● **RECORDS TO USE**:
════

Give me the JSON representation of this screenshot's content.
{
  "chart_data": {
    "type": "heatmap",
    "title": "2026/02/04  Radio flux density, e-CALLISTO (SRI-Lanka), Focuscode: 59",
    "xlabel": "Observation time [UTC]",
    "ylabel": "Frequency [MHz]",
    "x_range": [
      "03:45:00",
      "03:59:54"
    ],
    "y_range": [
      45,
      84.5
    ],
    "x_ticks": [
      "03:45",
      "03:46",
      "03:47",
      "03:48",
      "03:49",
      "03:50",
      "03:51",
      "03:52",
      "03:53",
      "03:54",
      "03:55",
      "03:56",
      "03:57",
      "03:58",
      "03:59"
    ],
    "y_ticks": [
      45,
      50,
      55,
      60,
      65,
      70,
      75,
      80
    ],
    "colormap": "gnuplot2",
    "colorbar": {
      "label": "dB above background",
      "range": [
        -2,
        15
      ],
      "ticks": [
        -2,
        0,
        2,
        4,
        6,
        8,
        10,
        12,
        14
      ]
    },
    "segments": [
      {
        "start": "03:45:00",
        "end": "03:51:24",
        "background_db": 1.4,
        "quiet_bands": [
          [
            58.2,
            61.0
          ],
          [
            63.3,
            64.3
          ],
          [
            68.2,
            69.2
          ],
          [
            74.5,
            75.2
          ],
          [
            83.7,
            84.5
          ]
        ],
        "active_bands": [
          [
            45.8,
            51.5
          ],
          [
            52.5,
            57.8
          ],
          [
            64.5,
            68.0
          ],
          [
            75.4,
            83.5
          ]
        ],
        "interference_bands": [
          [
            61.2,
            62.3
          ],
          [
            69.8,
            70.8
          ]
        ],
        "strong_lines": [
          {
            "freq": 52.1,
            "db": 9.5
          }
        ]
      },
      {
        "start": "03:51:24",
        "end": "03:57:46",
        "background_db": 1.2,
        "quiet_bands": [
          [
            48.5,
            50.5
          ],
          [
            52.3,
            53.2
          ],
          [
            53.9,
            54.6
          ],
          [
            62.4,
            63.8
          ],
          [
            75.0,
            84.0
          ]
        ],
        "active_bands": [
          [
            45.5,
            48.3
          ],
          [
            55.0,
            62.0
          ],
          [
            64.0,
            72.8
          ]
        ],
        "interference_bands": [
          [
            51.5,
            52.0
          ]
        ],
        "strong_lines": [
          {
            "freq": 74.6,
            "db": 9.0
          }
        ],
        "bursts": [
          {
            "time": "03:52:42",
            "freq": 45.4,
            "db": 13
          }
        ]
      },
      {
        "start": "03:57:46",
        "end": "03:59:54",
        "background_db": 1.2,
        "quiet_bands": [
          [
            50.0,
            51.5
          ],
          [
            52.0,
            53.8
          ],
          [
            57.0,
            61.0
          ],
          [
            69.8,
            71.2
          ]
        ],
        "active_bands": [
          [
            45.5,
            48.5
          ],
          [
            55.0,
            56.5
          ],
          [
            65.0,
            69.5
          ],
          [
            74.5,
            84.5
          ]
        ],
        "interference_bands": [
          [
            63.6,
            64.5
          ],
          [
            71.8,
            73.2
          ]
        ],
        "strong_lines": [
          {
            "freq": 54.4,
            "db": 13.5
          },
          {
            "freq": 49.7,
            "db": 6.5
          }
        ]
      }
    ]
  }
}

════

Reproduce the entries above exactly.

● **ANSWER TO THIS EXERCISE**:
Give me the JSON representation of this screenshot's content.
{
  "chart_data": {
    "type": "heatmap",
    "title": "2026/02/04  Radio flux density, e-CALLISTO (SRI-Lanka), Focuscode: 59",
    "xlabel": "Observation time [UTC]",
    "ylabel": "Frequency [MHz]",
    "x_range": [
      "03:45:00",
      "03:59:54"
    ],
    "y_range": [
      45,
      84.5
    ],
    "x_ticks": [
      "03:45",
      "03:46",
      "03:47",
      "03:48",
      "03:49",
      "03:50",
      "03:51",
      "03:52",
      "03:53",
      "03:54",
      "03:55",
      "03:56",
      "03:57",
      "03:58",
      "03:59"
    ],
    "y_ticks": [
      45,
      50,
      55,
      60,
      65,
      70,
      75,
      80
    ],
    "colormap": "gnuplot2",
    "colorbar": {
      "label": "dB above background",
      "range": [
        -2,
        15
      ],
      "ticks": [
        -2,
        0,
        2,
        4,
        6,
        8,
        10,
        12,
        14
      ]
    },
    "segments": [
      {
        "start": "03:45:00",
        "end": "03:51:24",
        "background_db": 1.4,
        "quiet_bands": [
          [
            58.2,
            61.0
          ],
          [
            63.3,
            64.3
          ],
          [
            68.2,
            69.2
          ],
          [
            74.5,
            75.2
          ],
          [
            83.7,
            84.5
          ]
        ],
        "active_bands": [
          [
            45.8,
            51.5
          ],
          [
            52.5,
            57.8
          ],
          [
            64.5,
            68.0
          ],
          [
            75.4,
            83.5
          ]
        ],
        "interference_bands": [
          [
            61.2,
            62.3
          ],
          [
            69.8,
            70.8
          ]
        ],
        "strong_lines": [
          {
            "freq": 52.1,
            "db": 9.5
          }
        ]
      },
      {
        "start": "03:51:24",
        "end": "03:57:46",
        "background_db": 1.2,
        "quiet_bands": [
          [
            48.5,
            50.5
          ],
          [
            52.3,
            53.2
          ],
          [
            53.9,
            54.6
          ],
          [
            62.4,
            63.8
          ],
          [
            75.0,
            84.0
          ]
        ],
        "active_bands": [
          [
            45.5,
            48.3
          ],
          [
            55.0,
            62.0
          ],
          [
            64.0,
            72.8
          ]
        ],
        "interference_bands": [
          [
            51.5,
            52.0
          ]
        ],
        "strong_lines": [
          {
            "freq": 74.6,
            "db": 9.0
          }
        ],
        "bursts": [
          {
            "time": "03:52:42",
            "freq": 45.4,
            "db": 13
          }
        ]
      },
      {
        "start": "03:57:46",
        "end": "03:59:54",
        "background_db": 1.2,
        "quiet_bands": [
          [
            50.0,
            51.5
          ],
          [
            52.0,
            53.8
          ],
          [
            57.0,
            61.0
          ],
          [
            69.8,
            71.2
          ]
        ],
        "active_bands": [
          [
            45.5,
            48.5
          ],
          [
            55.0,
            56.5
          ],
          [
            65.0,
            69.5
          ],
          [
            74.5,
            84.5
          ]
        ],
        "interference_bands": [
          [
            63.6,
            64.5
          ],
          [
            71.8,
            73.2
          ]
        ],
        "strong_lines": [
          {
            "freq": 54.4,
            "db": 13.5
          },
          {
            "freq": 49.7,
            "db": 6.5
          }
        ]
      }
    ]
  }
}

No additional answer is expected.